» **Work to be completed**
Report all lines holding "this".

» **Records for the exercise**

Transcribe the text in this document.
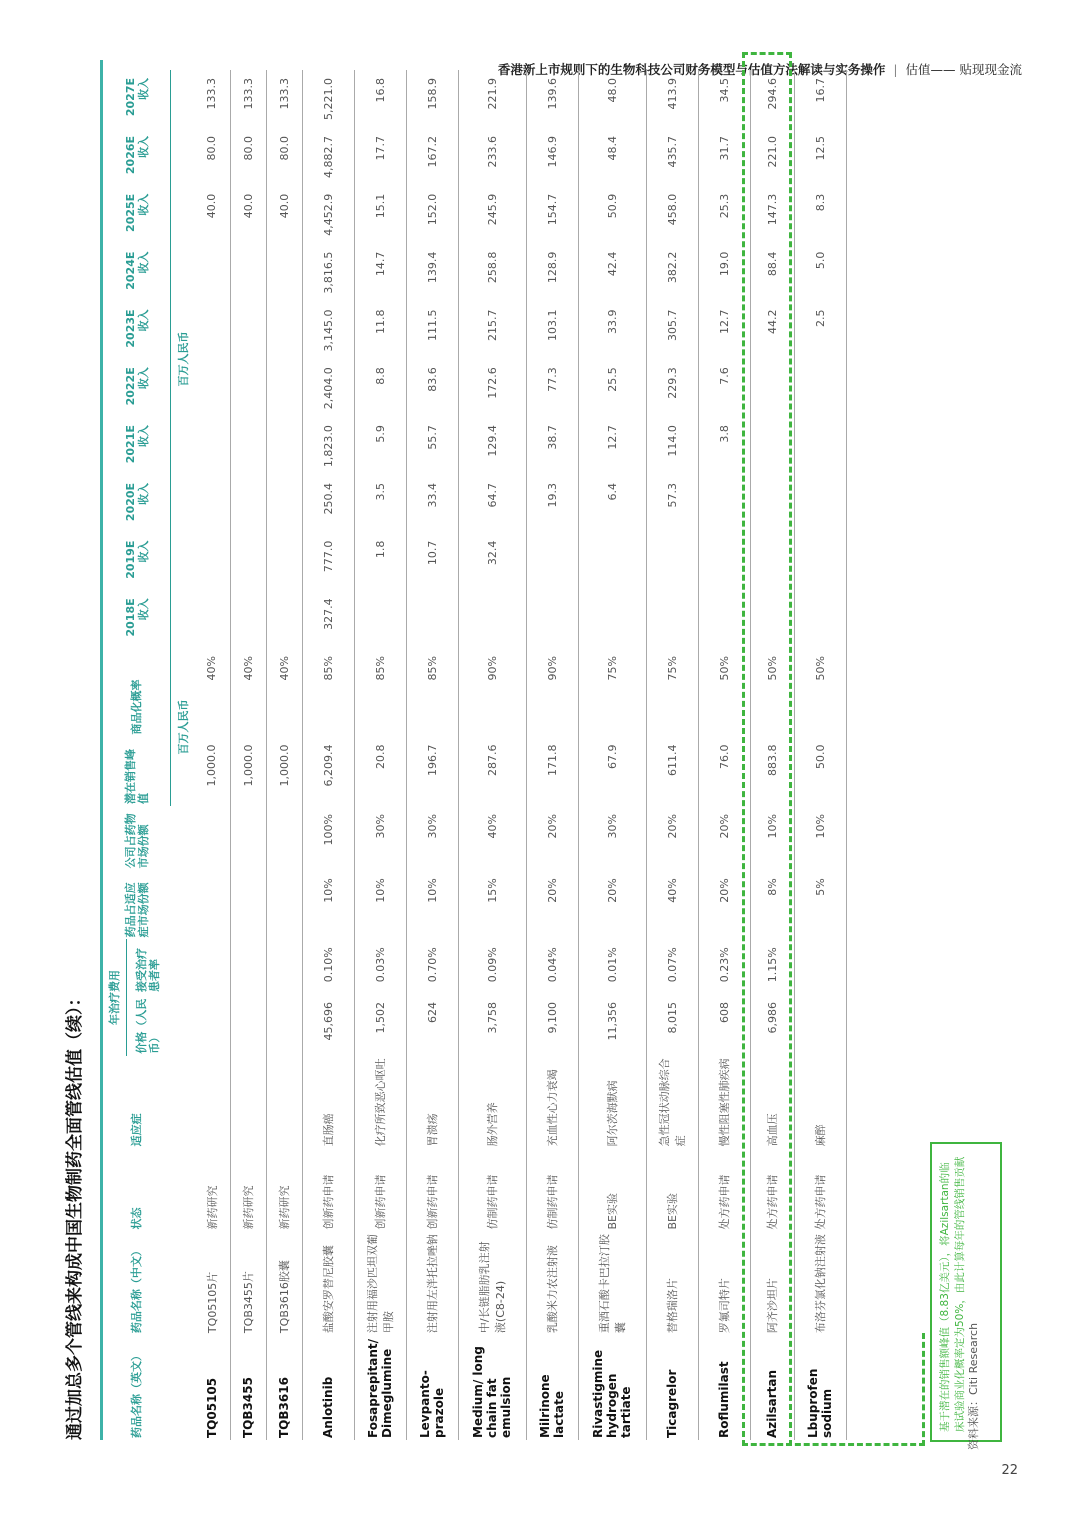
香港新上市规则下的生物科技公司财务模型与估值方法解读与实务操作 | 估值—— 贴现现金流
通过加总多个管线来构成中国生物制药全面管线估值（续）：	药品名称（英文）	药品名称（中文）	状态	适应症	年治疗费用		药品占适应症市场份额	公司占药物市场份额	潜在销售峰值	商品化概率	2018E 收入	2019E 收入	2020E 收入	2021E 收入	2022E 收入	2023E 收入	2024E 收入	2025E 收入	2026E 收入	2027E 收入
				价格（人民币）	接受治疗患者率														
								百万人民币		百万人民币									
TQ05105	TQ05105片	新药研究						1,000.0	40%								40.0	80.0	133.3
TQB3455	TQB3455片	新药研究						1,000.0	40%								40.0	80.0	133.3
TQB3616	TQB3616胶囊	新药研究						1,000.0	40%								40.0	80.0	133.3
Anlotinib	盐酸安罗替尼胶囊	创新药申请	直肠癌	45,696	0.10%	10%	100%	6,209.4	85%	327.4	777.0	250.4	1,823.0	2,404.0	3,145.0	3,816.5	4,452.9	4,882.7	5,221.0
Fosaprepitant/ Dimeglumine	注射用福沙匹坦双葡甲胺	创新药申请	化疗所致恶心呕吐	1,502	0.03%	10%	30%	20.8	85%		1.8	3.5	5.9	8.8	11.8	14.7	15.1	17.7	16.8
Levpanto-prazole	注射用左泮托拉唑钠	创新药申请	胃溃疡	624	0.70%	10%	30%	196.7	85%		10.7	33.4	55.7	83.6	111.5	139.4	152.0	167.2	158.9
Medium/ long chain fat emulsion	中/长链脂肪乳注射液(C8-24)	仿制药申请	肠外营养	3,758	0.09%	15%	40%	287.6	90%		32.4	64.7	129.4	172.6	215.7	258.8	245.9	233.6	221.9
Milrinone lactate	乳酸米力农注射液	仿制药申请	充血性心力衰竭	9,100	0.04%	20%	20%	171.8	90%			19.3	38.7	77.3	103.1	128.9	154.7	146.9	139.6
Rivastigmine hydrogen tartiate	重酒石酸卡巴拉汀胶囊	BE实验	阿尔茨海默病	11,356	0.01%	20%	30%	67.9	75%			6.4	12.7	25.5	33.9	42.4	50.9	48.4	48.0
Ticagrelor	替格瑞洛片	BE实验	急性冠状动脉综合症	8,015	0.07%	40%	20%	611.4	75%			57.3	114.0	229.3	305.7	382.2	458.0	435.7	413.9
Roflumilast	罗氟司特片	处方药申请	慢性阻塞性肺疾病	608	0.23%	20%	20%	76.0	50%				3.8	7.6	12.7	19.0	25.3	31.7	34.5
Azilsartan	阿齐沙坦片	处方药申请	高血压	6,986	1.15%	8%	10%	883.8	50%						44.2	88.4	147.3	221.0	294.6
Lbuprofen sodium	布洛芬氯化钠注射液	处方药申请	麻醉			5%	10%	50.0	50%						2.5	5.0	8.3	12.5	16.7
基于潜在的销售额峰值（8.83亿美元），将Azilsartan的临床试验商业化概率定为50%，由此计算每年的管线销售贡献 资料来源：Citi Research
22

...

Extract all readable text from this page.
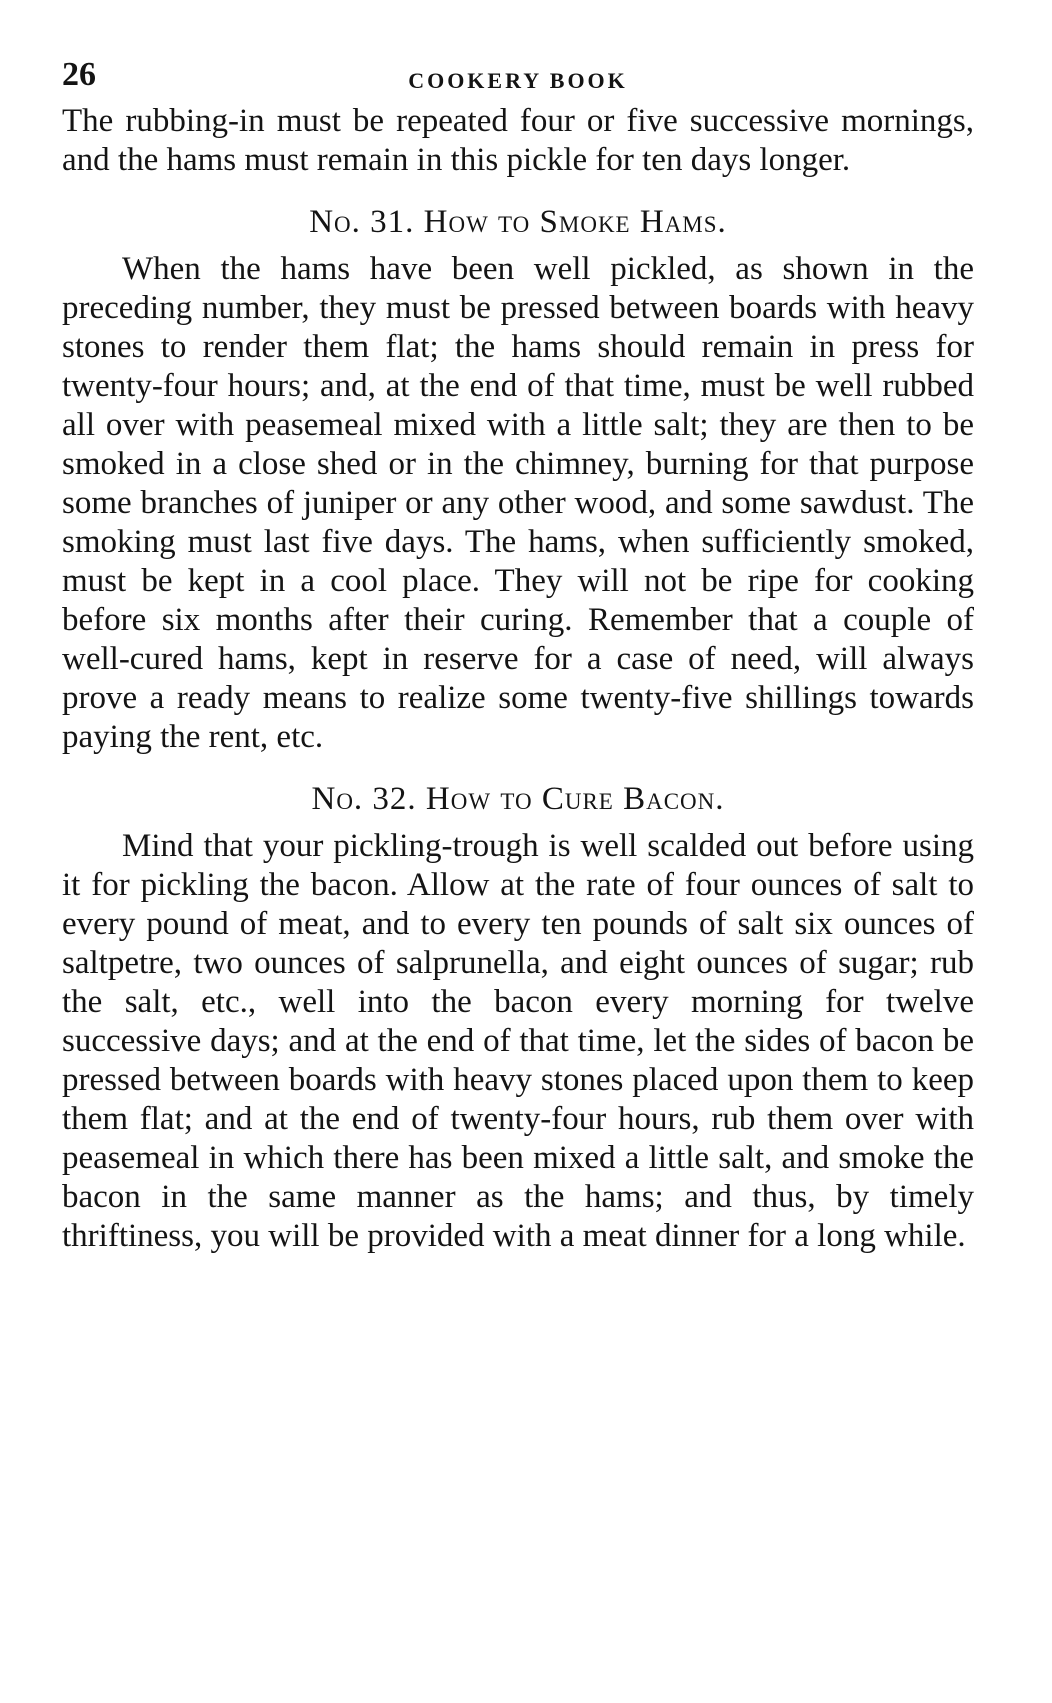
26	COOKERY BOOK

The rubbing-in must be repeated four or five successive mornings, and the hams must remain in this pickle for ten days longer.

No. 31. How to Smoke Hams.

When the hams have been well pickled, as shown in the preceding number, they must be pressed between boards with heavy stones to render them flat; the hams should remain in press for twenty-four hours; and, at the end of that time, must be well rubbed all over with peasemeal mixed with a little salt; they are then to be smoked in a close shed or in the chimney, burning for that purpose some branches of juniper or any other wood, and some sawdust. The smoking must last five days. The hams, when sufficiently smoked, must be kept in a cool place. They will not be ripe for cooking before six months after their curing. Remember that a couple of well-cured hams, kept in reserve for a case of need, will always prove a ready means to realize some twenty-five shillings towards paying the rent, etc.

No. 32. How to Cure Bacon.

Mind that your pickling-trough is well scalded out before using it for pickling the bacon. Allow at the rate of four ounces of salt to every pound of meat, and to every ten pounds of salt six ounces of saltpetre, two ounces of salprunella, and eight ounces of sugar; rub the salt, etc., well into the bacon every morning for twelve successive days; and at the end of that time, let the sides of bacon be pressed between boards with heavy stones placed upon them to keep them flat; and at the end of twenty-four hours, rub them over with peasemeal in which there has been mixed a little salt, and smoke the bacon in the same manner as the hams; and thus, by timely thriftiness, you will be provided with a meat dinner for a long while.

» **Exercise output**
Transcribe the text in this document.
Extract all readable text from this page.
The rubbing-in must be repeated four or five successive mornings, and the hams must remain in this pickle for ten days longer.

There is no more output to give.